[Written exercise]:
Drop every picture and give the entries back exactly.

[Input data]:

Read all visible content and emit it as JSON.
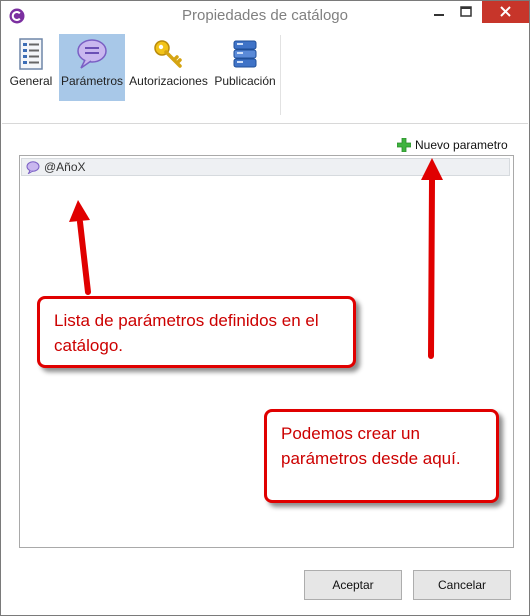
{
  "window": {
    "title": "Propiedades de catálogo"
  },
  "ribbon": {
    "tools": [
      {
        "label": "General",
        "icon": "document-list-icon",
        "active": false
      },
      {
        "label": "Parámetros",
        "icon": "speech-bubble-icon",
        "active": true
      },
      {
        "label": "Autorizaciones",
        "icon": "key-icon",
        "active": false
      },
      {
        "label": "Publicación",
        "icon": "database-stack-icon",
        "active": false
      }
    ]
  },
  "toolbar": {
    "new_param_label": "Nuevo parametro",
    "new_param_icon": "green-plus-icon"
  },
  "param_list": {
    "items": [
      {
        "name": "@AñoX",
        "icon": "speech-bubble-icon"
      }
    ]
  },
  "annotations": {
    "list_note": "Lista de parámetros definidos en el catálogo.",
    "create_note": "Podemos crear un parámetros desde aquí."
  },
  "buttons": {
    "ok": "Aceptar",
    "cancel": "Cancelar"
  },
  "colors": {
    "annotation_red": "#e00000",
    "close_button": "#c7352a",
    "active_tab": "#a8c8e8",
    "accent_purple": "#7b2fa0"
  }
}
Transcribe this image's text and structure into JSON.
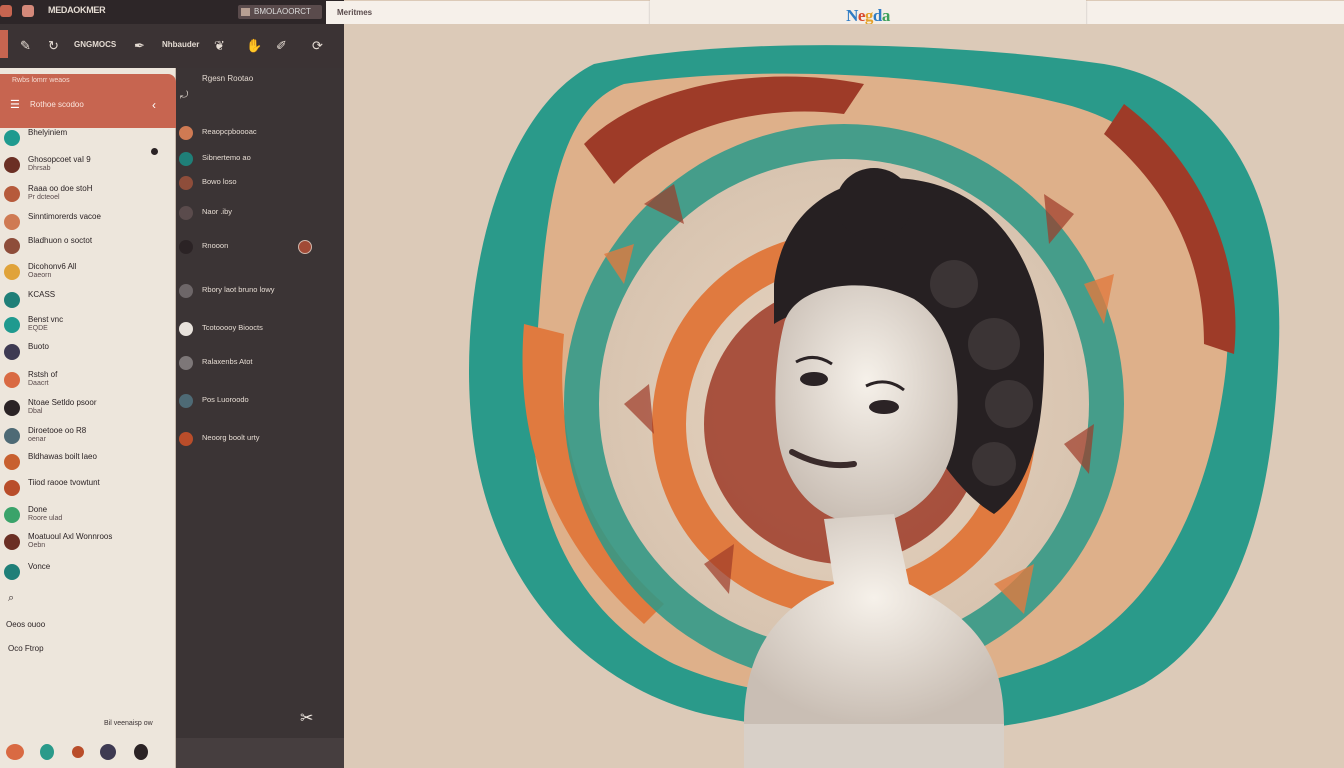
{
  "window": {
    "title": "MEDAOKMER",
    "doc_tab": "BMOLAOORCT",
    "address": "Meritmes",
    "logo_letters": [
      "N",
      "e",
      "g",
      "d",
      "a"
    ]
  },
  "toolbar": {
    "label_one": "GNGMOCS",
    "label_two": "Nhbauder"
  },
  "sidebar": {
    "header_sub": "Rwbs lomrr weaos",
    "header_name": "Rothoe scodoo",
    "items": [
      {
        "l1": "Bhelyiniem",
        "l2": "",
        "avatar": "#1f9a8f"
      },
      {
        "l1": "Ghosopcoet vaI 9",
        "l2": "Dhrsab",
        "avatar": "#6b2f24"
      },
      {
        "l1": "Raaa oo doe stoH",
        "l2": "Pr dcteoel",
        "avatar": "#b65a3b"
      },
      {
        "l1": "Sinntimorerds vacoe",
        "l2": "",
        "avatar": "#cf7a53"
      },
      {
        "l1": "Bladhuon o soctot",
        "l2": "",
        "avatar": "#8e4d3a"
      },
      {
        "l1": "Dicohonv6 All",
        "l2": "Oaeorn",
        "avatar": "#e0a33a"
      },
      {
        "l1": "KCASS",
        "l2": "",
        "avatar": "#1f7f78"
      },
      {
        "l1": "Benst vnc",
        "l2": "EQDE",
        "avatar": "#1f9a8f"
      },
      {
        "l1": "Buoto",
        "l2": "",
        "avatar": "#3e3a52"
      },
      {
        "l1": "Rstsh of",
        "l2": "Daacrt",
        "avatar": "#d96a43"
      },
      {
        "l1": "Ntoae Setldo psoor",
        "l2": "Dbal",
        "avatar": "#2b2325"
      },
      {
        "l1": "Diroetooe oo R8",
        "l2": "oenar",
        "avatar": "#4e6a75"
      },
      {
        "l1": "Bldhawas boilt laeo",
        "l2": "",
        "avatar": "#c8602f"
      },
      {
        "l1": "Tiiod raooe tvowtunt",
        "l2": "",
        "avatar": "#b94d2a"
      },
      {
        "l1": "Done",
        "l2": "Roore ulad",
        "avatar": "#3aa36a"
      },
      {
        "l1": "Moatuoul Axl Wonnroos",
        "l2": "Oebn",
        "avatar": "#6b2f24"
      },
      {
        "l1": "Vonce",
        "l2": "",
        "avatar": "#1f7f78"
      }
    ],
    "footer_a": "Oeos  ouoo",
    "footer_b": "Oco  Ftrop",
    "status": "Bil veenaisp  ow"
  },
  "middle": {
    "header": "Rgesn Rootao",
    "items": [
      {
        "t": "Reaopcpboooac",
        "avatar": "#cf7a53"
      },
      {
        "t": "Sibnertemo ao",
        "avatar": "#1f7f78"
      },
      {
        "t": "Bowo loso",
        "avatar": "#8e4d3a"
      },
      {
        "t": "Naor .iby",
        "avatar": "#5a4b4c"
      },
      {
        "t": "Rnooon",
        "avatar": "#2b2325"
      },
      {
        "t": "Rbory laot bruno lowy",
        "avatar": "#6d6668"
      },
      {
        "t": "Tcotooooy Bioocts",
        "avatar": "#e8e2dc"
      },
      {
        "t": "Ralaxenbs Atot",
        "avatar": "#7d7778"
      },
      {
        "t": "Pos Luoroodo",
        "avatar": "#4e6a75"
      },
      {
        "t": "Neoorg boolt urty",
        "avatar": "#b94d2a"
      }
    ]
  },
  "colors": {
    "teal": "#2a9a8a",
    "orange": "#e07a3f",
    "peach": "#f2b28a",
    "rust": "#9e3b28",
    "sidebar_header": "#c76550",
    "dark": "#3b3435"
  },
  "icons": [
    "app-icon",
    "brush-icon",
    "loop-icon",
    "pen-icon",
    "tools-icon",
    "back-icon",
    "menu-icon",
    "search-icon"
  ]
}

[Expected answer]:
Read all visible content and emit it as JSON.
{
  "window": {
    "title": "Propiedades de catálogo"
  },
  "ribbon": {
    "tools": [
      {
        "label": "General",
        "icon": "document-list-icon",
        "active": false
      },
      {
        "label": "Parámetros",
        "icon": "speech-bubble-icon",
        "active": true
      },
      {
        "label": "Autorizaciones",
        "icon": "key-icon",
        "active": false
      },
      {
        "label": "Publicación",
        "icon": "database-stack-icon",
        "active": false
      }
    ]
  },
  "toolbar": {
    "new_param_label": "Nuevo parametro",
    "new_param_icon": "green-plus-icon"
  },
  "param_list": {
    "items": [
      {
        "name": "@AñoX",
        "icon": "speech-bubble-icon"
      }
    ]
  },
  "annotations": {
    "list_note": "Lista de parámetros definidos en el catálogo.",
    "create_note": "Podemos crear un parámetros desde aquí."
  },
  "buttons": {
    "ok": "Aceptar",
    "cancel": "Cancelar"
  },
  "colors": {
    "annotation_red": "#e00000",
    "close_button": "#c7352a",
    "active_tab": "#a8c8e8",
    "accent_purple": "#7b2fa0"
  }
}
Transcribe this image's text and structure into JSON.
{
  "window": {
    "title": "MEDAOKMER",
    "doc_tab": "BMOLAOORCT",
    "address": "Meritmes",
    "logo_letters": [
      "N",
      "e",
      "g",
      "d",
      "a"
    ]
  },
  "toolbar": {
    "label_one": "GNGMOCS",
    "label_two": "Nhbauder"
  },
  "sidebar": {
    "header_sub": "Rwbs lomrr weaos",
    "header_name": "Rothoe scodoo",
    "items": [
      {
        "l1": "Bhelyiniem",
        "l2": "",
        "avatar": "#1f9a8f"
      },
      {
        "l1": "Ghosopcoet vaI 9",
        "l2": "Dhrsab",
        "avatar": "#6b2f24"
      },
      {
        "l1": "Raaa oo doe stoH",
        "l2": "Pr dcteoel",
        "avatar": "#b65a3b"
      },
      {
        "l1": "Sinntimorerds vacoe",
        "l2": "",
        "avatar": "#cf7a53"
      },
      {
        "l1": "Bladhuon o soctot",
        "l2": "",
        "avatar": "#8e4d3a"
      },
      {
        "l1": "Dicohonv6 All",
        "l2": "Oaeorn",
        "avatar": "#e0a33a"
      },
      {
        "l1": "KCASS",
        "l2": "",
        "avatar": "#1f7f78"
      },
      {
        "l1": "Benst vnc",
        "l2": "EQDE",
        "avatar": "#1f9a8f"
      },
      {
        "l1": "Buoto",
        "l2": "",
        "avatar": "#3e3a52"
      },
      {
        "l1": "Rstsh of",
        "l2": "Daacrt",
        "avatar": "#d96a43"
      },
      {
        "l1": "Ntoae Setldo psoor",
        "l2": "Dbal",
        "avatar": "#2b2325"
      },
      {
        "l1": "Diroetooe oo R8",
        "l2": "oenar",
        "avatar": "#4e6a75"
      },
      {
        "l1": "Bldhawas boilt laeo",
        "l2": "",
        "avatar": "#c8602f"
      },
      {
        "l1": "Tiiod raooe tvowtunt",
        "l2": "",
        "avatar": "#b94d2a"
      },
      {
        "l1": "Done",
        "l2": "Roore ulad",
        "avatar": "#3aa36a"
      },
      {
        "l1": "Moatuoul Axl Wonnroos",
        "l2": "Oebn",
        "avatar": "#6b2f24"
      },
      {
        "l1": "Vonce",
        "l2": "",
        "avatar": "#1f7f78"
      }
    ],
    "footer_a": "Oeos  ouoo",
    "footer_b": "Oco  Ftrop",
    "status": "Bil veenaisp  ow"
  },
  "middle": {
    "header": "Rgesn Rootao",
    "items": [
      {
        "t": "Reaopcpboooac",
        "avatar": "#cf7a53"
      },
      {
        "t": "Sibnertemo ao",
        "avatar": "#1f7f78"
      },
      {
        "t": "Bowo loso",
        "avatar": "#8e4d3a"
      },
      {
        "t": "Naor .iby",
        "avatar": "#5a4b4c"
      },
      {
        "t": "Rnooon",
        "avatar": "#2b2325"
      },
      {
        "t": "Rbory laot bruno lowy",
        "avatar": "#6d6668"
      },
      {
        "t": "Tcotooooy Bioocts",
        "avatar": "#e8e2dc"
      },
      {
        "t": "Ralaxenbs Atot",
        "avatar": "#7d7778"
      },
      {
        "t": "Pos Luoroodo",
        "avatar": "#4e6a75"
      },
      {
        "t": "Neoorg boolt urty",
        "avatar": "#b94d2a"
      }
    ]
  },
  "colors": {
    "teal": "#2a9a8a",
    "orange": "#e07a3f",
    "peach": "#f2b28a",
    "rust": "#9e3b28",
    "sidebar_header": "#c76550",
    "dark": "#3b3435"
  },
  "icons": [
    "app-icon",
    "brush-icon",
    "loop-icon",
    "pen-icon",
    "tools-icon",
    "back-icon",
    "menu-icon",
    "search-icon"
  ]
}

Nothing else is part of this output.